## Entries provided
**********
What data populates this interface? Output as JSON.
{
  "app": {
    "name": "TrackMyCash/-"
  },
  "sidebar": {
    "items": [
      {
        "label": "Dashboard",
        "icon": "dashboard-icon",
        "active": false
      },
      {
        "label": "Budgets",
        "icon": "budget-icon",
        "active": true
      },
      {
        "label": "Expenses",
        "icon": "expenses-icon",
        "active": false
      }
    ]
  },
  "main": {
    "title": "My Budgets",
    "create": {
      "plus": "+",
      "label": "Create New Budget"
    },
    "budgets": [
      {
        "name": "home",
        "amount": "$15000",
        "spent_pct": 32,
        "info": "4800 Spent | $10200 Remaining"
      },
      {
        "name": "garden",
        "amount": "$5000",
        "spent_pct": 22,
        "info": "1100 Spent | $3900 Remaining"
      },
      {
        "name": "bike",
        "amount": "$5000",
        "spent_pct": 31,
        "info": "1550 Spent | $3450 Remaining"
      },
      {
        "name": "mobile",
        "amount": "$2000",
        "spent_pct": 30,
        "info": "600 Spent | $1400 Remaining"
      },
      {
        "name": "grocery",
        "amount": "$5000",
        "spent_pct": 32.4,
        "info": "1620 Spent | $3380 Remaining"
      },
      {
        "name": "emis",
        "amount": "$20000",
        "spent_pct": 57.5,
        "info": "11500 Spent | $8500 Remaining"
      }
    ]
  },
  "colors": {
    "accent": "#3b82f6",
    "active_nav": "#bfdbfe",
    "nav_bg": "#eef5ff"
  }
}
**********
## Task goal
Transcribe every record above exactly as it appears.

## Answer to this task
What data populates this interface? Output as JSON.
{
  "app": {
    "name": "TrackMyCash/-"
  },
  "sidebar": {
    "items": [
      {
        "label": "Dashboard",
        "icon": "dashboard-icon",
        "active": false
      },
      {
        "label": "Budgets",
        "icon": "budget-icon",
        "active": true
      },
      {
        "label": "Expenses",
        "icon": "expenses-icon",
        "active": false
      }
    ]
  },
  "main": {
    "title": "My Budgets",
    "create": {
      "plus": "+",
      "label": "Create New Budget"
    },
    "budgets": [
      {
        "name": "home",
        "amount": "$15000",
        "spent_pct": 32,
        "info": "4800 Spent | $10200 Remaining"
      },
      {
        "name": "garden",
        "amount": "$5000",
        "spent_pct": 22,
        "info": "1100 Spent | $3900 Remaining"
      },
      {
        "name": "bike",
        "amount": "$5000",
        "spent_pct": 31,
        "info": "1550 Spent | $3450 Remaining"
      },
      {
        "name": "mobile",
        "amount": "$2000",
        "spent_pct": 30,
        "info": "600 Spent | $1400 Remaining"
      },
      {
        "name": "grocery",
        "amount": "$5000",
        "spent_pct": 32.4,
        "info": "1620 Spent | $3380 Remaining"
      },
      {
        "name": "emis",
        "amount": "$20000",
        "spent_pct": 57.5,
        "info": "11500 Spent | $8500 Remaining"
      }
    ]
  },
  "colors": {
    "accent": "#3b82f6",
    "active_nav": "#bfdbfe",
    "nav_bg": "#eef5ff"
  }
}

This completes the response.